_Dataset entries_:
# # # #

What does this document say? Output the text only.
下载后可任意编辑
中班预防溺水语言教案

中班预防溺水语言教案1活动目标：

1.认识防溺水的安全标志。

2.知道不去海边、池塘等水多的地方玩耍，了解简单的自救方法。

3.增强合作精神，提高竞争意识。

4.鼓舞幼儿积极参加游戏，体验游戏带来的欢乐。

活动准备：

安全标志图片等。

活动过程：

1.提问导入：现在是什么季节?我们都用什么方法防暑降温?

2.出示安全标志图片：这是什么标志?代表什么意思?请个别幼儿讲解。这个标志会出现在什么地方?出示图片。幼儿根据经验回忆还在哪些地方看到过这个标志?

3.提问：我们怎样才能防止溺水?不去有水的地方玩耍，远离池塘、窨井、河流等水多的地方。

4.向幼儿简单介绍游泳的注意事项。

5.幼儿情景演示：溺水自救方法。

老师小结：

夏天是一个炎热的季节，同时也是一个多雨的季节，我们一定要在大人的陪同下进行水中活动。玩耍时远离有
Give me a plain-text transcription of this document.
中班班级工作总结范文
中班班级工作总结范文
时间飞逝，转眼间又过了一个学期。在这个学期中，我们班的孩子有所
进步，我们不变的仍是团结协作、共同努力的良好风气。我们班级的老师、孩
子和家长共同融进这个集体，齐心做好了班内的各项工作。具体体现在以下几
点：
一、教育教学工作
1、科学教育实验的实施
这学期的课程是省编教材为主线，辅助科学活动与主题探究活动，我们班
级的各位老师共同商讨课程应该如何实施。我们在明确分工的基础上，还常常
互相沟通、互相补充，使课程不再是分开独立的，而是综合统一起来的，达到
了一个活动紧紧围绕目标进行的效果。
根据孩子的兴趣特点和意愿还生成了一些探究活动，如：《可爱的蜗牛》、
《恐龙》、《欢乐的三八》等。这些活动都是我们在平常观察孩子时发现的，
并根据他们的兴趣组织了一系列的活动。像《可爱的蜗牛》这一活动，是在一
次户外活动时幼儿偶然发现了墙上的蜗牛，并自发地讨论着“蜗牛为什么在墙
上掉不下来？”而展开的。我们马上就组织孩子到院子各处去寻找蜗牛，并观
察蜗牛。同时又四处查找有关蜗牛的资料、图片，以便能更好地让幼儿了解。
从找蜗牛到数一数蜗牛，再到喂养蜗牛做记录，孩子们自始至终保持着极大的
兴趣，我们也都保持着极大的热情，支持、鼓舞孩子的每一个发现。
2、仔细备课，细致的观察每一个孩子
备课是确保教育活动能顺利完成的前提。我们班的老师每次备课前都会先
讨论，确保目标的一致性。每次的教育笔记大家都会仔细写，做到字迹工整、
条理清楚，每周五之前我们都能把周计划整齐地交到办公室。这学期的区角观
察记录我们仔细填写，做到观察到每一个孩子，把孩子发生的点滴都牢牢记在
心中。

# # # #

Copy every record above exactly as it appears.

What does this document say? Output the text only.
下载后可任意编辑
中班预防溺水语言教案

中班预防溺水语言教案1活动目标：

1.认识防溺水的安全标志。

2.知道不去海边、池塘等水多的地方玩耍，了解简单的自救方法。

3.增强合作精神，提高竞争意识。

4.鼓舞幼儿积极参加游戏，体验游戏带来的欢乐。

活动准备：

安全标志图片等。

活动过程：

1.提问导入：现在是什么季节?我们都用什么方法防暑降温?

2.出示安全标志图片：这是什么标志?代表什么意思?请个别幼儿讲解。这个标志会出现在什么地方?出示图片。幼儿根据经验回忆还在哪些地方看到过这个标志?

3.提问：我们怎样才能防止溺水?不去有水的地方玩耍，远离池塘、窨井、河流等水多的地方。

4.向幼儿简单介绍游泳的注意事项。

5.幼儿情景演示：溺水自救方法。

老师小结：

夏天是一个炎热的季节，同时也是一个多雨的季节，我们一定要在大人的陪同下进行水中活动。玩耍时远离有
Give me a plain-text transcription of this document.
中班班级工作总结范文
中班班级工作总结范文
时间飞逝，转眼间又过了一个学期。在这个学期中，我们班的孩子有所
进步，我们不变的仍是团结协作、共同努力的良好风气。我们班级的老师、孩
子和家长共同融进这个集体，齐心做好了班内的各项工作。具体体现在以下几
点：
一、教育教学工作
1、科学教育实验的实施
这学期的课程是省编教材为主线，辅助科学活动与主题探究活动，我们班
级的各位老师共同商讨课程应该如何实施。我们在明确分工的基础上，还常常
互相沟通、互相补充，使课程不再是分开独立的，而是综合统一起来的，达到
了一个活动紧紧围绕目标进行的效果。
根据孩子的兴趣特点和意愿还生成了一些探究活动，如：《可爱的蜗牛》、
《恐龙》、《欢乐的三八》等。这些活动都是我们在平常观察孩子时发现的，
并根据他们的兴趣组织了一系列的活动。像《可爱的蜗牛》这一活动，是在一
次户外活动时幼儿偶然发现了墙上的蜗牛，并自发地讨论着“蜗牛为什么在墙
上掉不下来？”而展开的。我们马上就组织孩子到院子各处去寻找蜗牛，并观
察蜗牛。同时又四处查找有关蜗牛的资料、图片，以便能更好地让幼儿了解。
从找蜗牛到数一数蜗牛，再到喂养蜗牛做记录，孩子们自始至终保持着极大的
兴趣，我们也都保持着极大的热情，支持、鼓舞孩子的每一个发现。
2、仔细备课，细致的观察每一个孩子
备课是确保教育活动能顺利完成的前提。我们班的老师每次备课前都会先
讨论，确保目标的一致性。每次的教育笔记大家都会仔细写，做到字迹工整、
条理清楚，每周五之前我们都能把周计划整齐地交到办公室。这学期的区角观
察记录我们仔细填写，做到观察到每一个孩子，把孩子发生的点滴都牢牢记在
心中。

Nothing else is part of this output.